• Request
Find the line containing "Read all visible content and emit it as JSON." in the entries; transcribe it and all remaining lines through the end, exactly as they appear, but not the pictures.

Rows from a dataset:
☆ ☆ ☆ ☆ ☆

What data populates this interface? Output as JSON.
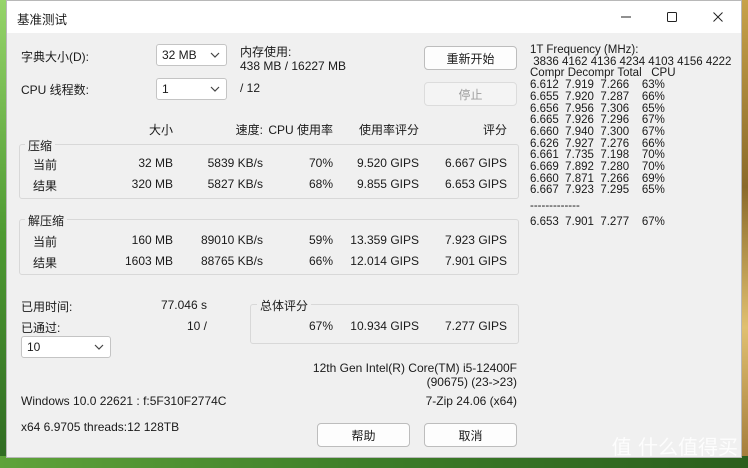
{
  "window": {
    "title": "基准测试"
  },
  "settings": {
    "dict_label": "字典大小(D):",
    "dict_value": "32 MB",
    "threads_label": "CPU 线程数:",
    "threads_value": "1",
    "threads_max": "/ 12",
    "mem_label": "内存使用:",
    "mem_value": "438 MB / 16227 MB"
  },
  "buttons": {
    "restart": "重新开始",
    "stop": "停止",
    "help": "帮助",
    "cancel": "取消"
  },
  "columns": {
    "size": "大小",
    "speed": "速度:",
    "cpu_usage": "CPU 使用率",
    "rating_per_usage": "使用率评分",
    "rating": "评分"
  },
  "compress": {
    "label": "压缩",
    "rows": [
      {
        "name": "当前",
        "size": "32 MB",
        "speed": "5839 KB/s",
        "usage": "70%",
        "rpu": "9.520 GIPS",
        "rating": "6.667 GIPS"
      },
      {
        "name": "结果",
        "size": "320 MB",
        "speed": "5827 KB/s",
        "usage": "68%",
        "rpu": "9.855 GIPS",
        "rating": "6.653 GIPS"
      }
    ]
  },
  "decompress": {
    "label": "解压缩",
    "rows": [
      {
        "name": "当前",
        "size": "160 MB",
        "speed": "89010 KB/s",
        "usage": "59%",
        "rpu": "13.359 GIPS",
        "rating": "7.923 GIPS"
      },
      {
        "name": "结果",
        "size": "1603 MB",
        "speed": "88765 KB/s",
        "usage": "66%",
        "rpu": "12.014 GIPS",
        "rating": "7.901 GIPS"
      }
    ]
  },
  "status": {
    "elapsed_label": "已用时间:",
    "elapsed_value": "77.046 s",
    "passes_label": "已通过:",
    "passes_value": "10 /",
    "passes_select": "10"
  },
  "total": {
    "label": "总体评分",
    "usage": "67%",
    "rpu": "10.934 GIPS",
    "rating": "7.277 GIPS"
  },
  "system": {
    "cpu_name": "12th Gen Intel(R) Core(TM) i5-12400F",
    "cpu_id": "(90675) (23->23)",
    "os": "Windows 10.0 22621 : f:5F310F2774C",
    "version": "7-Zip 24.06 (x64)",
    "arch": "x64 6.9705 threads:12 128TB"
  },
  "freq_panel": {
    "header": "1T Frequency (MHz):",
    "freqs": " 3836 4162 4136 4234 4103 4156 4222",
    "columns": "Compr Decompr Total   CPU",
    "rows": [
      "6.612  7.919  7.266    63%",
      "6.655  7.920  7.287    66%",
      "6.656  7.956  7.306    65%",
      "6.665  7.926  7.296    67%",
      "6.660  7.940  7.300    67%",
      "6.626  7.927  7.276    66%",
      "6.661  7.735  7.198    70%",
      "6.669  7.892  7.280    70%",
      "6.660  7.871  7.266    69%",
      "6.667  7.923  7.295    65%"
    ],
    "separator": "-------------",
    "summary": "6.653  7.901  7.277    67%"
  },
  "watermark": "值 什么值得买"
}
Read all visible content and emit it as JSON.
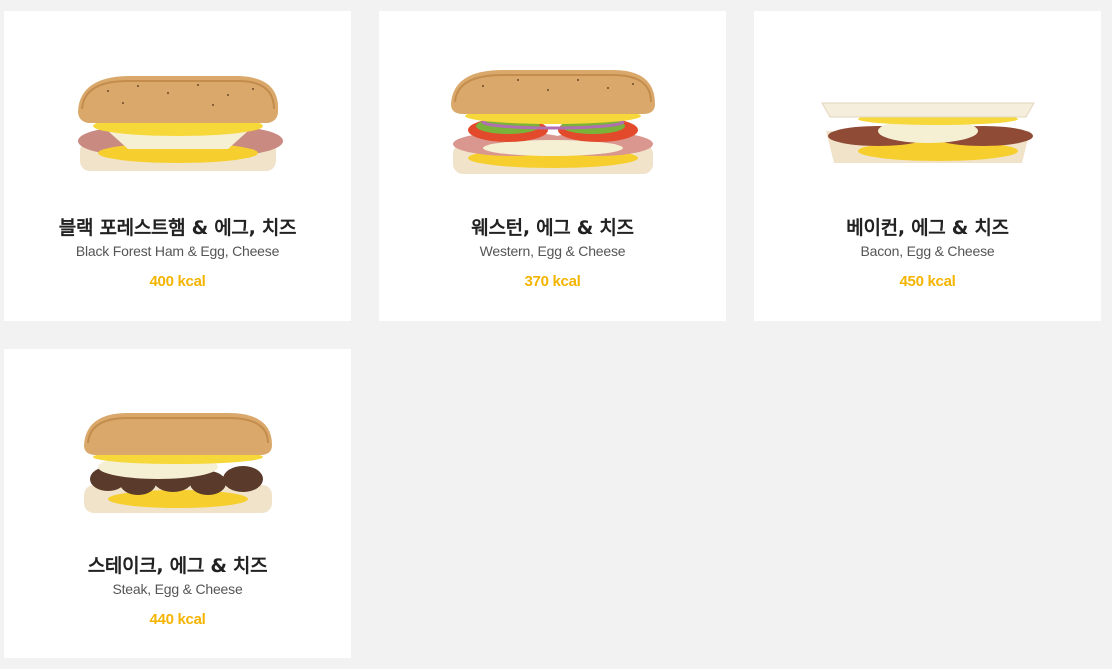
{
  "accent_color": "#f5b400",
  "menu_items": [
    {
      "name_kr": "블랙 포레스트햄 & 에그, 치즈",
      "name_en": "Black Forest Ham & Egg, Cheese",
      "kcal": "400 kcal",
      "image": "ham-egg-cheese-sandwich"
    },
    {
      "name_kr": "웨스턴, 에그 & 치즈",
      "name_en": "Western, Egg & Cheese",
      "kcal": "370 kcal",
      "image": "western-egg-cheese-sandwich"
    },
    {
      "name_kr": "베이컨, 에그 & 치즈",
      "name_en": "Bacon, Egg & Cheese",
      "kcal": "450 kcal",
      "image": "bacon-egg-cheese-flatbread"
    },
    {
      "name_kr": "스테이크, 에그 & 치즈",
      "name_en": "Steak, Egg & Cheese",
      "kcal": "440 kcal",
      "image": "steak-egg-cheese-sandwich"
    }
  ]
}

☆ ☆ ☆ ☆ ☆

• Answer for the task
Read all visible content and emit it as JSON.
{
  "accent_color": "#f5b400",
  "menu_items": [
    {
      "name_kr": "블랙 포레스트햄 & 에그, 치즈",
      "name_en": "Black Forest Ham & Egg, Cheese",
      "kcal": "400 kcal",
      "image": "ham-egg-cheese-sandwich"
    },
    {
      "name_kr": "웨스턴, 에그 & 치즈",
      "name_en": "Western, Egg & Cheese",
      "kcal": "370 kcal",
      "image": "western-egg-cheese-sandwich"
    },
    {
      "name_kr": "베이컨, 에그 & 치즈",
      "name_en": "Bacon, Egg & Cheese",
      "kcal": "450 kcal",
      "image": "bacon-egg-cheese-flatbread"
    },
    {
      "name_kr": "스테이크, 에그 & 치즈",
      "name_en": "Steak, Egg & Cheese",
      "kcal": "440 kcal",
      "image": "steak-egg-cheese-sandwich"
    }
  ]
}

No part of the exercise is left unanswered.